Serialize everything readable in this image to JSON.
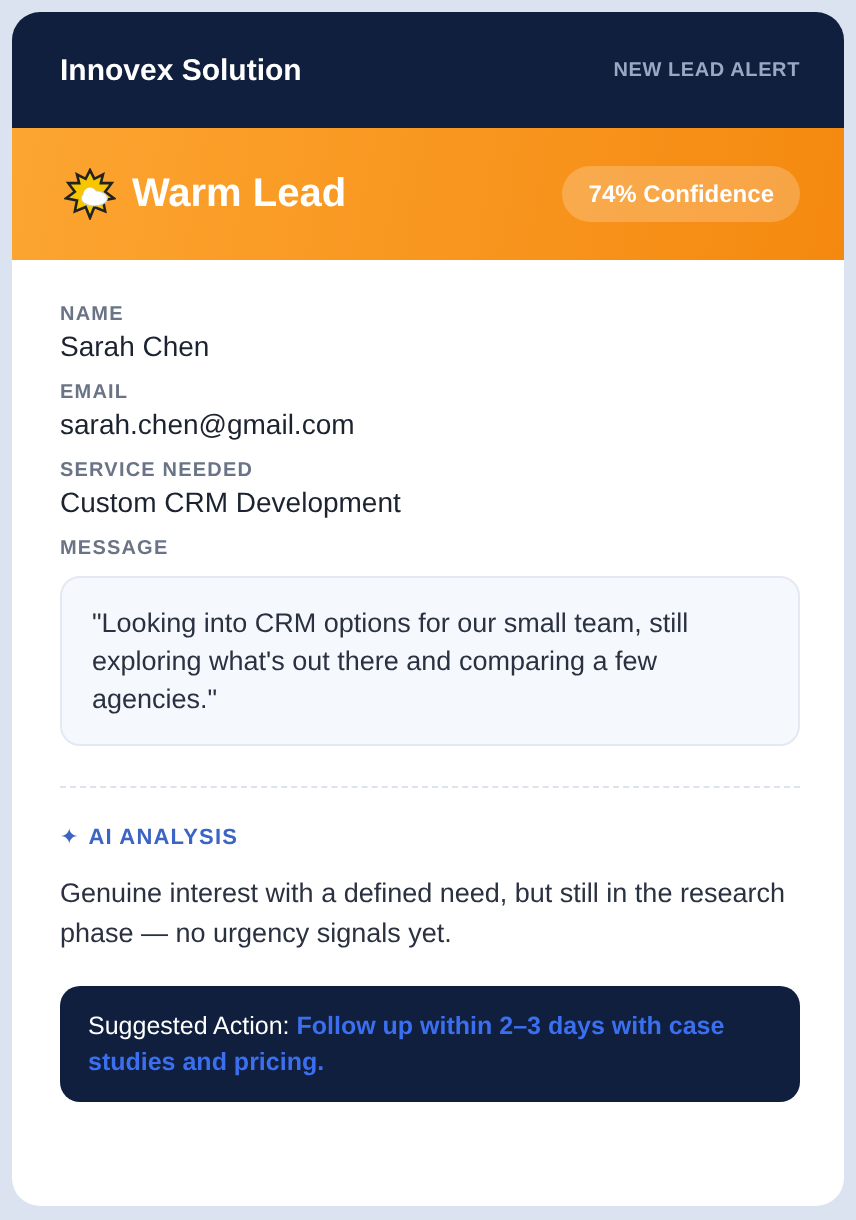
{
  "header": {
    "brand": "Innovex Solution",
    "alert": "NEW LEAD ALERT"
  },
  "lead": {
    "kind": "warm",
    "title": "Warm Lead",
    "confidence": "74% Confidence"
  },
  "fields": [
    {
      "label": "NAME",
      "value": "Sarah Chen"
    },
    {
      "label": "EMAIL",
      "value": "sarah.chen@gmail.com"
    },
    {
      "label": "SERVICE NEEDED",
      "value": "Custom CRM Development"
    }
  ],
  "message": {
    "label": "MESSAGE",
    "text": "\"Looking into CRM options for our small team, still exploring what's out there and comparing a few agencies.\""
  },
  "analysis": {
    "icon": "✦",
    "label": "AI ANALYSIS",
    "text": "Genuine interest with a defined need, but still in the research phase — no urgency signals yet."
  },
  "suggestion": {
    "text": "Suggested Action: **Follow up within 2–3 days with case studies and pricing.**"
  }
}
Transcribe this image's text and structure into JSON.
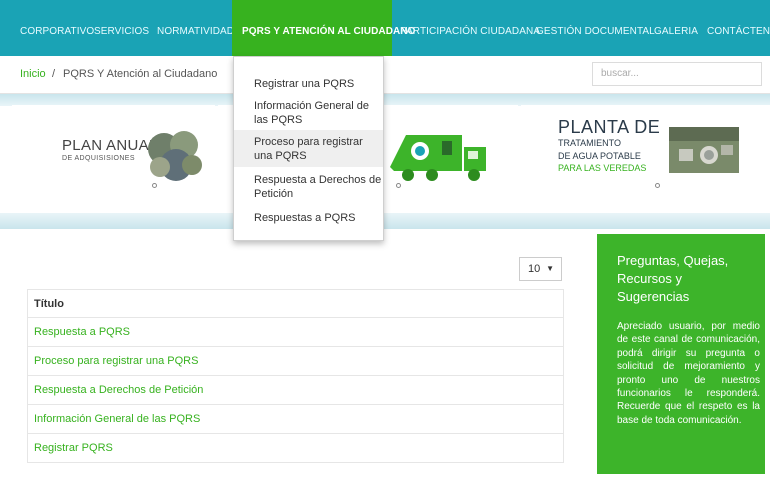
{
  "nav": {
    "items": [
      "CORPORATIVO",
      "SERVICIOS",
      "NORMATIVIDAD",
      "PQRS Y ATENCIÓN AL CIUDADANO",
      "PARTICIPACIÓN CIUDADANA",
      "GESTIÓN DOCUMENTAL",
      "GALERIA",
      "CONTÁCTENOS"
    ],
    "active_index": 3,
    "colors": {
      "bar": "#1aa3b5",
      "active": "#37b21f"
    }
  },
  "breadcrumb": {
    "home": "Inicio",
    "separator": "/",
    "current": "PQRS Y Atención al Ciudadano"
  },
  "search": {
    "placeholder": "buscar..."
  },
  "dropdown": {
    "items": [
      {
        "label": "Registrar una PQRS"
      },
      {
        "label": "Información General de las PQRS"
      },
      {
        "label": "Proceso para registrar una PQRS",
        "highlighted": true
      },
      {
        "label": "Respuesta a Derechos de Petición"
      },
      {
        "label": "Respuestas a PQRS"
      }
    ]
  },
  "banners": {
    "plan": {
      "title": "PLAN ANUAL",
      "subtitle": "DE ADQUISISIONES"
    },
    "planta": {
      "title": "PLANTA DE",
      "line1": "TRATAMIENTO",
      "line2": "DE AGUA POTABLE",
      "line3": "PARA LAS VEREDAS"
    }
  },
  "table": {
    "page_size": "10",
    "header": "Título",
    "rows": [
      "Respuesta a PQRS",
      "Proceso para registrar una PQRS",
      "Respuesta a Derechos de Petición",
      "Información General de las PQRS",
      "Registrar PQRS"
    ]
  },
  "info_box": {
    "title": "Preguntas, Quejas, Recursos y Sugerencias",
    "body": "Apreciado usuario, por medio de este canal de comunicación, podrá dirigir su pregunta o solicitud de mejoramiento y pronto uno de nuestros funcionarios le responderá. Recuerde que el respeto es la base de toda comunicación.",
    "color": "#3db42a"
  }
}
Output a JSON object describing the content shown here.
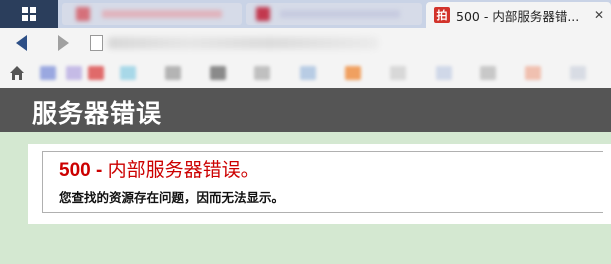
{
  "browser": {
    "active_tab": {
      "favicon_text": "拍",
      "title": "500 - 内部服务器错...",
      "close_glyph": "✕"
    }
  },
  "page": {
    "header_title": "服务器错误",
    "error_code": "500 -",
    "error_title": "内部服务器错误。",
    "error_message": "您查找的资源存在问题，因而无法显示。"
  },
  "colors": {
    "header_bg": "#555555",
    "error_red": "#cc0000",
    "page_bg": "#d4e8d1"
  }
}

******************************

**DIRECTIVE**
Pull out each line containing the word "still" and copy it.

**EXERCISE ANSWER**
    "text": "\"Looking into CRM options for our small team, still exploring what's out there and comparing a few agencies.\""
    "text": "Genuine interest with a defined need, but still in the research phase — no urgency signals yet."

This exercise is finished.